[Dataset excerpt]

::::::::

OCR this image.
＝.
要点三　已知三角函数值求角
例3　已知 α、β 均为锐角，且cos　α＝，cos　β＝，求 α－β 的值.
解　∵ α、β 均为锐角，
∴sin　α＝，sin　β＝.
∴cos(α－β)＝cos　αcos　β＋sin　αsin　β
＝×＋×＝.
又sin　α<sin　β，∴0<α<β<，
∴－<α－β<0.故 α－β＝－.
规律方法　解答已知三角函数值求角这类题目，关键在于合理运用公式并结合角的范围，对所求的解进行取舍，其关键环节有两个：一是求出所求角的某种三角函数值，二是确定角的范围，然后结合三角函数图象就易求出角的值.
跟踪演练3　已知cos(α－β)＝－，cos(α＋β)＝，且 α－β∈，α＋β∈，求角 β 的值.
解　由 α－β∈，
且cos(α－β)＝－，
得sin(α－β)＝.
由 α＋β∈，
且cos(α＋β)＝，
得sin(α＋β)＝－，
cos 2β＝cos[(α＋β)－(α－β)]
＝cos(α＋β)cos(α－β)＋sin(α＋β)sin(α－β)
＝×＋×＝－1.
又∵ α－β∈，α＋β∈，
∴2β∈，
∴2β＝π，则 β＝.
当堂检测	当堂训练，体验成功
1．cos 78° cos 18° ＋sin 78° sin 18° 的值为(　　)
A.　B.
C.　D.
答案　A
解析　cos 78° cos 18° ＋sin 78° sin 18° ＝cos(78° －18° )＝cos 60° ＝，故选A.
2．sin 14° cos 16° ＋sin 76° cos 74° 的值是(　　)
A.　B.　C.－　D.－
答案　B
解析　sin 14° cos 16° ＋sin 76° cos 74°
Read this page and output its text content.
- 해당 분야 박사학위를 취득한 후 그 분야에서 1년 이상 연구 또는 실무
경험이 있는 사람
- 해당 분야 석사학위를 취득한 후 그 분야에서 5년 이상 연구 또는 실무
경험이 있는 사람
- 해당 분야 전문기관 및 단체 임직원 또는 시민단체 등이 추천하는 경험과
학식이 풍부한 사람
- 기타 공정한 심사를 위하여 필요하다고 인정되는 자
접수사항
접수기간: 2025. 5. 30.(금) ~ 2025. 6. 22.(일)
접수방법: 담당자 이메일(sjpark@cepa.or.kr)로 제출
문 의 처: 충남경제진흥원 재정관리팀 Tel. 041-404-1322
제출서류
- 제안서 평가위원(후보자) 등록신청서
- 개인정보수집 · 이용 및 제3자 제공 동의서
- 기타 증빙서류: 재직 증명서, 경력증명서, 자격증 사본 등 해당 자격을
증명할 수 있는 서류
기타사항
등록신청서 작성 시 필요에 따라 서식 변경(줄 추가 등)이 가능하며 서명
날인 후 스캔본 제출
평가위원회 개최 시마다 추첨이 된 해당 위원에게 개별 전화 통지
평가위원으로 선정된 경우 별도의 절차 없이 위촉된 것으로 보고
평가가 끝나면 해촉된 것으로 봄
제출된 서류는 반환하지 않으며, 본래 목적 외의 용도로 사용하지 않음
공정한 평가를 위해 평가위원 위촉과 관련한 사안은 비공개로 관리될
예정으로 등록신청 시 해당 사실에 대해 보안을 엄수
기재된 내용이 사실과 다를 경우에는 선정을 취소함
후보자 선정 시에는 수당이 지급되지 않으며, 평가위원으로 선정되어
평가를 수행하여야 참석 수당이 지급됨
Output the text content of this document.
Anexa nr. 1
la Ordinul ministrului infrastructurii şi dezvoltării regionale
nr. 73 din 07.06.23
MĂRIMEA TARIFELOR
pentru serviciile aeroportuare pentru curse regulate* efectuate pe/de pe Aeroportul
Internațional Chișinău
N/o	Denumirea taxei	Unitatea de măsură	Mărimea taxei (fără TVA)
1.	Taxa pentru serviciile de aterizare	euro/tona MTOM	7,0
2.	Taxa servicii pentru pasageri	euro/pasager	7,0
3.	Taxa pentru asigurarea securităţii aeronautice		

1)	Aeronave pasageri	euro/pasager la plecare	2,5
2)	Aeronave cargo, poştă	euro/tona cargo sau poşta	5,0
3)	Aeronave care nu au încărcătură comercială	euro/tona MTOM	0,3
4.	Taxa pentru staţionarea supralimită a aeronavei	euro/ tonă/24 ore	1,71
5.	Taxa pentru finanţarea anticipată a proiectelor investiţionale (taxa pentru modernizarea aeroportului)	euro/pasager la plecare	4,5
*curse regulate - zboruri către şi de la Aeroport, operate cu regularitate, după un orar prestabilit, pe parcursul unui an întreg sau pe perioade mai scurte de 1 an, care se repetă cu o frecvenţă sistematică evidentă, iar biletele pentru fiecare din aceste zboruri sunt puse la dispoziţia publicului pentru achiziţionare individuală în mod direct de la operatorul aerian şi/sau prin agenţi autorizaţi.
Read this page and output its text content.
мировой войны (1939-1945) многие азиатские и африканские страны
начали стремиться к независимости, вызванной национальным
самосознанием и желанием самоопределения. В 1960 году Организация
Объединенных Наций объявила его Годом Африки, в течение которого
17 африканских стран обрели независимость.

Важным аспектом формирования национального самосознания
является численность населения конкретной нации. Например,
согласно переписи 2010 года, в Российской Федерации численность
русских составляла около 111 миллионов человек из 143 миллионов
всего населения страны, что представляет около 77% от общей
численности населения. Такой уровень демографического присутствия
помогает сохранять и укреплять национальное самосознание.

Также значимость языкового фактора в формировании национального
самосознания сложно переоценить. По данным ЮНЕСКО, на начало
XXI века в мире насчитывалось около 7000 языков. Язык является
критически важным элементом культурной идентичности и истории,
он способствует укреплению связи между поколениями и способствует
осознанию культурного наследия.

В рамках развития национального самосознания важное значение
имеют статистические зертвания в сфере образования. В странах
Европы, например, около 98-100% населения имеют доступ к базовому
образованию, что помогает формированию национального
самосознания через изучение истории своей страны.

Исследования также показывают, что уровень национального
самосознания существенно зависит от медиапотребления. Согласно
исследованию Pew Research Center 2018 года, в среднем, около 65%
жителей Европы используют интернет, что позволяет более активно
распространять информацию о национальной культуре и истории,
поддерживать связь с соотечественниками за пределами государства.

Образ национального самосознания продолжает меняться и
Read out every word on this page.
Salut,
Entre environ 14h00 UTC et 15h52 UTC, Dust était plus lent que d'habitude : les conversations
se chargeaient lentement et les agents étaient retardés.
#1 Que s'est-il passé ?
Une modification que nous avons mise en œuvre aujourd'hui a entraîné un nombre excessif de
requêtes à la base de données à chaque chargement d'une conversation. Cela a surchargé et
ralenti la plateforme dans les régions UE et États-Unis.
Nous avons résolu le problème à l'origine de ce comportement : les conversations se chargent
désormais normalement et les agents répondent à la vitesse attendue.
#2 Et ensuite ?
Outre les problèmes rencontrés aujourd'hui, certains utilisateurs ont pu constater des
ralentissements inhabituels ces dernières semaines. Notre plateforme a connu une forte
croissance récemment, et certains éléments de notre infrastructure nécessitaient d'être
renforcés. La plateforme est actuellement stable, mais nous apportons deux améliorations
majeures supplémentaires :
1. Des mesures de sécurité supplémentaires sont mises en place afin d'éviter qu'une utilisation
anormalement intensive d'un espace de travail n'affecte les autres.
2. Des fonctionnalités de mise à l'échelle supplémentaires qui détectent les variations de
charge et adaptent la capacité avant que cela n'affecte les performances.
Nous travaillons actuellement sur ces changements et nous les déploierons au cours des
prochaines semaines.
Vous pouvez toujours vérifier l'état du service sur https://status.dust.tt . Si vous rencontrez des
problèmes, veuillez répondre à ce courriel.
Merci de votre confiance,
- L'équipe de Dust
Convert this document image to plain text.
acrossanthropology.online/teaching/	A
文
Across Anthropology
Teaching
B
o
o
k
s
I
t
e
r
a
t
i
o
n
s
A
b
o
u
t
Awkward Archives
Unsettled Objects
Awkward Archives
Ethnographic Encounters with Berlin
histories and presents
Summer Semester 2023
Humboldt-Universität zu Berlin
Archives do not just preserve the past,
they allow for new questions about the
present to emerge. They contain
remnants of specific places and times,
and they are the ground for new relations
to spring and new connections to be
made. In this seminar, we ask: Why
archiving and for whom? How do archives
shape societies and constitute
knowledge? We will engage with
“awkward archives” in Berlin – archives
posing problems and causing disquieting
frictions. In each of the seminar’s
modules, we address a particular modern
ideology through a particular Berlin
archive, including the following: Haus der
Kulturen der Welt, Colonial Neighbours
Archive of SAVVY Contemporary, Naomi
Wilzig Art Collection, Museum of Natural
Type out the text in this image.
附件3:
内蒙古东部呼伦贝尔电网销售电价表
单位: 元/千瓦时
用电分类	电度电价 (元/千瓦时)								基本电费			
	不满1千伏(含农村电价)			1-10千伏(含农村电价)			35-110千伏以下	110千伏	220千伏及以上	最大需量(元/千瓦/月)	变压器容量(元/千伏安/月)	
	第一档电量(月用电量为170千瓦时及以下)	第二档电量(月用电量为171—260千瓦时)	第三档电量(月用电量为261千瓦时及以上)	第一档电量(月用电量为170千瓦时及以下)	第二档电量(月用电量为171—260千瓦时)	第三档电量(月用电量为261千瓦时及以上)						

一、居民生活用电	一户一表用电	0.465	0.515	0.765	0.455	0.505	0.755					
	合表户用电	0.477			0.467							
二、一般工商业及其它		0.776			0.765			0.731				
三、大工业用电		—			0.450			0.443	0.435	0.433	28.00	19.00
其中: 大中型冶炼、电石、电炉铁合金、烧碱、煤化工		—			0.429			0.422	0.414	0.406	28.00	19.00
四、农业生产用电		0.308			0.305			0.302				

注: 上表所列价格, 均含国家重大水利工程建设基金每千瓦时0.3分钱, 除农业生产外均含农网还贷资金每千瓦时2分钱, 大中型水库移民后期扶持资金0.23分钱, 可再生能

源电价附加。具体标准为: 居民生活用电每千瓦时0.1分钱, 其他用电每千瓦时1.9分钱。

::::::::

The task —
What is the number of lines in this material that hold the string "document"? Answer with that number only.

Answer in full —
2